> What you need to do
Rename every instance of "radio-circle-icon" in the items below to "radio-indicator" and leave the rest of each line unchanged. Leave the pictures out of your answer.

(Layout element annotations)
--------------------------------

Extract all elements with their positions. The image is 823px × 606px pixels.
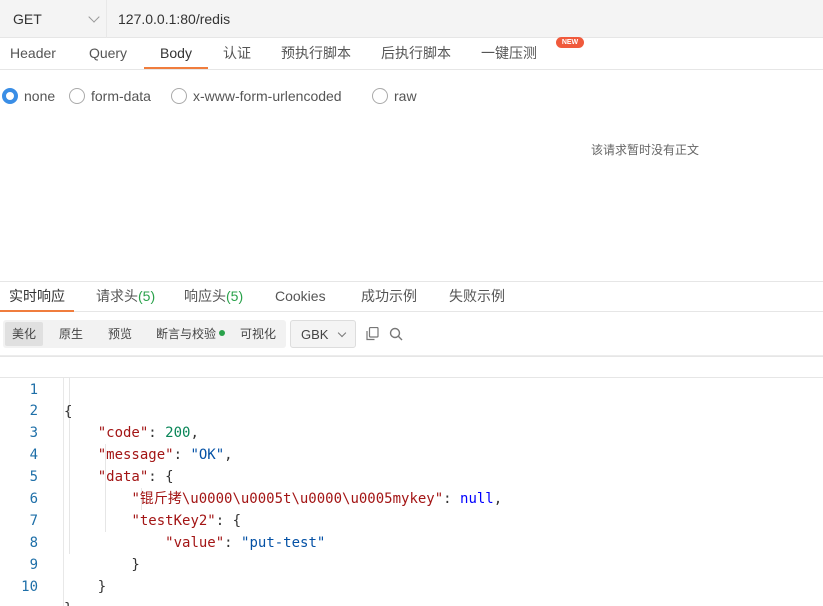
new-badge: NEW <box>556 37 584 48</box>
code-line: 4 "data": { <box>0 422 823 485</box>
tab-label: 实时响应 <box>9 288 65 304</box>
empty-body-message: 该请求暂时没有正文 <box>591 143 700 157</box>
view-raw-button[interactable]: 原生 <box>52 322 90 346</box>
code-line: 5 "锟斤拷\u0000\u0005t\u0000\u0005mykey": n… <box>0 444 823 507</box>
response-toolbar: 美化 原生 预览 断言与校验 可视化 GBK <box>0 312 823 356</box>
tab-stress-test[interactable]: 一键压测 <box>470 38 548 69</box>
tab-post-script[interactable]: 后执行脚本 <box>370 38 462 69</box>
view-mode-group: 美化 原生 预览 断言与校验 可视化 <box>3 320 286 348</box>
radio-label: raw <box>394 88 417 104</box>
code-line: 9 } <box>0 532 823 595</box>
encoding-select[interactable]: GBK <box>290 320 356 348</box>
radio-none[interactable]: none <box>2 84 55 108</box>
method-select[interactable]: GET <box>0 0 106 38</box>
code-line: 10 } <box>0 554 823 606</box>
radio-label: form-data <box>91 88 151 104</box>
url-input[interactable] <box>106 0 823 38</box>
tab-query[interactable]: Query <box>76 38 140 69</box>
tab-count: (5) <box>226 288 244 304</box>
view-preview-button[interactable]: 预览 <box>101 322 139 346</box>
request-tabs: Header Query Body 认证 预执行脚本 后执行脚本 一键压测 <box>0 38 823 70</box>
radio-urlencoded[interactable]: x-www-form-urlencoded <box>171 84 342 108</box>
radio-circle-icon <box>171 88 187 104</box>
tab-label: 响应头 <box>184 288 226 304</box>
url-bar: GET <box>0 0 823 38</box>
response-tabs: 实时响应 请求头(5) 响应头(5) Cookies 成功示例 失败示例 <box>0 281 823 312</box>
code-text: } <box>64 598 72 606</box>
status-dot <box>219 330 225 336</box>
body-type-group: none form-data x-www-form-urlencoded raw <box>0 84 823 108</box>
chevron-down-icon <box>337 328 347 338</box>
radio-raw[interactable]: raw <box>372 84 417 108</box>
radio-label: none <box>24 88 56 104</box>
code-text: } <box>64 579 107 595</box>
tab-cookies[interactable]: Cookies <box>275 282 326 312</box>
method-label: GET <box>13 11 42 27</box>
tab-auth[interactable]: 认证 <box>214 38 260 69</box>
encoding-label: GBK <box>301 326 329 342</box>
code-line: 6 "testKey2": { <box>0 466 823 529</box>
radio-circle-icon <box>2 88 18 104</box>
view-assertion-button[interactable]: 断言与校验 <box>149 322 223 346</box>
radio-form-data[interactable]: form-data <box>69 84 151 108</box>
code-line: 2 "code": 200, <box>0 378 823 441</box>
view-beautify-button[interactable]: 美化 <box>5 322 44 346</box>
code-line: 8 } <box>0 510 823 573</box>
view-visualize-button[interactable]: 可视化 <box>233 322 283 346</box>
tab-count: (5) <box>138 288 156 304</box>
tab-header[interactable]: Header <box>0 38 66 69</box>
code-line: 3 "message": "OK", <box>0 400 823 463</box>
chevron-down-icon <box>88 11 100 23</box>
tab-live-response[interactable]: 实时响应 <box>0 282 74 312</box>
line-number: 10 <box>21 579 38 595</box>
tab-label: 请求头 <box>96 288 138 304</box>
tab-success-example[interactable]: 成功示例 <box>361 282 417 312</box>
search-icon[interactable] <box>387 320 405 348</box>
code-line: 1 { <box>0 356 823 420</box>
tab-request-headers[interactable]: 请求头(5) <box>96 282 155 312</box>
tab-response-headers[interactable]: 响应头(5) <box>184 282 243 312</box>
radio-circle-icon <box>372 88 388 104</box>
response-code-view: 1 { 2 "code": 200, 3 "message": "OK", 4 … <box>0 356 823 606</box>
radio-circle-icon <box>69 88 85 104</box>
tab-failure-example[interactable]: 失败示例 <box>449 282 505 312</box>
code-line: 7 "value": "put-test" <box>0 488 823 551</box>
tab-body[interactable]: Body <box>144 38 208 69</box>
tab-pre-script[interactable]: 预执行脚本 <box>270 38 362 69</box>
radio-label: x-www-form-urlencoded <box>193 88 342 104</box>
copy-icon[interactable] <box>363 320 381 348</box>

--------------------------------

> Written solution
Extract all elements with their positions. The image is 823px × 606px pixels.
new-badge: NEW <box>556 37 584 48</box>
code-line: 4 "data": { <box>0 422 823 485</box>
tab-label: 实时响应 <box>9 288 65 304</box>
empty-body-message: 该请求暂时没有正文 <box>591 143 700 157</box>
view-raw-button[interactable]: 原生 <box>52 322 90 346</box>
code-line: 5 "锟斤拷\u0000\u0005t\u0000\u0005mykey": n… <box>0 444 823 507</box>
response-toolbar: 美化 原生 预览 断言与校验 可视化 GBK <box>0 312 823 356</box>
tab-stress-test[interactable]: 一键压测 <box>470 38 548 69</box>
tab-post-script[interactable]: 后执行脚本 <box>370 38 462 69</box>
view-mode-group: 美化 原生 预览 断言与校验 可视化 <box>3 320 286 348</box>
radio-label: raw <box>394 88 417 104</box>
code-line: 9 } <box>0 532 823 595</box>
encoding-select[interactable]: GBK <box>290 320 356 348</box>
radio-none[interactable]: none <box>2 84 55 108</box>
method-select[interactable]: GET <box>0 0 106 38</box>
code-line: 10 } <box>0 554 823 606</box>
radio-label: form-data <box>91 88 151 104</box>
url-input[interactable] <box>106 0 823 38</box>
tab-query[interactable]: Query <box>76 38 140 69</box>
tab-count: (5) <box>226 288 244 304</box>
view-preview-button[interactable]: 预览 <box>101 322 139 346</box>
request-tabs: Header Query Body 认证 预执行脚本 后执行脚本 一键压测 <box>0 38 823 70</box>
radio-urlencoded[interactable]: x-www-form-urlencoded <box>171 84 342 108</box>
radio-indicator <box>171 88 187 104</box>
tab-label: 响应头 <box>184 288 226 304</box>
url-bar: GET <box>0 0 823 38</box>
response-tabs: 实时响应 请求头(5) 响应头(5) Cookies 成功示例 失败示例 <box>0 281 823 312</box>
code-text: } <box>64 598 72 606</box>
status-dot <box>219 330 225 336</box>
body-type-group: none form-data x-www-form-urlencoded raw <box>0 84 823 108</box>
chevron-down-icon <box>337 328 347 338</box>
radio-raw[interactable]: raw <box>372 84 417 108</box>
radio-label: none <box>24 88 56 104</box>
code-text: } <box>64 579 107 595</box>
tab-cookies[interactable]: Cookies <box>275 282 326 312</box>
method-label: GET <box>13 11 42 27</box>
tab-auth[interactable]: 认证 <box>214 38 260 69</box>
encoding-label: GBK <box>301 326 329 342</box>
code-line: 6 "testKey2": { <box>0 466 823 529</box>
radio-indicator <box>2 88 18 104</box>
view-assertion-button[interactable]: 断言与校验 <box>149 322 223 346</box>
radio-form-data[interactable]: form-data <box>69 84 151 108</box>
code-line: 2 "code": 200, <box>0 378 823 441</box>
view-beautify-button[interactable]: 美化 <box>5 322 44 346</box>
code-line: 8 } <box>0 510 823 573</box>
view-visualize-button[interactable]: 可视化 <box>233 322 283 346</box>
tab-count: (5) <box>138 288 156 304</box>
tab-header[interactable]: Header <box>0 38 66 69</box>
code-line: 3 "message": "OK", <box>0 400 823 463</box>
chevron-down-icon <box>88 11 100 23</box>
tab-live-response[interactable]: 实时响应 <box>0 282 74 312</box>
line-number: 10 <box>21 579 38 595</box>
tab-label: 请求头 <box>96 288 138 304</box>
tab-success-example[interactable]: 成功示例 <box>361 282 417 312</box>
search-icon[interactable] <box>387 320 405 348</box>
code-line: 1 { <box>0 356 823 420</box>
tab-request-headers[interactable]: 请求头(5) <box>96 282 155 312</box>
tab-response-headers[interactable]: 响应头(5) <box>184 282 243 312</box>
radio-indicator <box>372 88 388 104</box>
response-code-view: 1 { 2 "code": 200, 3 "message": "OK", 4 … <box>0 356 823 606</box>
radio-indicator <box>69 88 85 104</box>
tab-failure-example[interactable]: 失败示例 <box>449 282 505 312</box>
code-line: 7 "value": "put-test" <box>0 488 823 551</box>
tab-body[interactable]: Body <box>144 38 208 69</box>
tab-pre-script[interactable]: 预执行脚本 <box>270 38 362 69</box>
radio-label: x-www-form-urlencoded <box>193 88 342 104</box>
copy-icon[interactable] <box>363 320 381 348</box>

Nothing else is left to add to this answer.